[Stored dataset items]
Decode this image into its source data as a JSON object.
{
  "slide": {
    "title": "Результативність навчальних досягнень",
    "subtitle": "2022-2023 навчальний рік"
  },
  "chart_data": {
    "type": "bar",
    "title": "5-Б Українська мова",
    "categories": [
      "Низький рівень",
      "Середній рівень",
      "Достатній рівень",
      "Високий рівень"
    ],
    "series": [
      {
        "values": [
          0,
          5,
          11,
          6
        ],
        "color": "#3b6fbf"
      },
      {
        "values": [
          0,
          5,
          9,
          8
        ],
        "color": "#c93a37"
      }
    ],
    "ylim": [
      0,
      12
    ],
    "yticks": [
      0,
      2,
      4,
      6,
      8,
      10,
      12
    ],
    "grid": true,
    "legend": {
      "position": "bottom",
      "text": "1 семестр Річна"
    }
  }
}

▶ _What you will do_: Please reproduce the entire listing, exactly as shown.

▶ _Completed task_:
Decode this image into its source data as a JSON object.
{
  "slide": {
    "title": "Результативність навчальних досягнень",
    "subtitle": "2022-2023 навчальний рік"
  },
  "chart_data": {
    "type": "bar",
    "title": "5-Б Українська мова",
    "categories": [
      "Низький рівень",
      "Середній рівень",
      "Достатній рівень",
      "Високий рівень"
    ],
    "series": [
      {
        "values": [
          0,
          5,
          11,
          6
        ],
        "color": "#3b6fbf"
      },
      {
        "values": [
          0,
          5,
          9,
          8
        ],
        "color": "#c93a37"
      }
    ],
    "ylim": [
      0,
      12
    ],
    "yticks": [
      0,
      2,
      4,
      6,
      8,
      10,
      12
    ],
    "grid": true,
    "legend": {
      "position": "bottom",
      "text": "1 семестр Річна"
    }
  }
}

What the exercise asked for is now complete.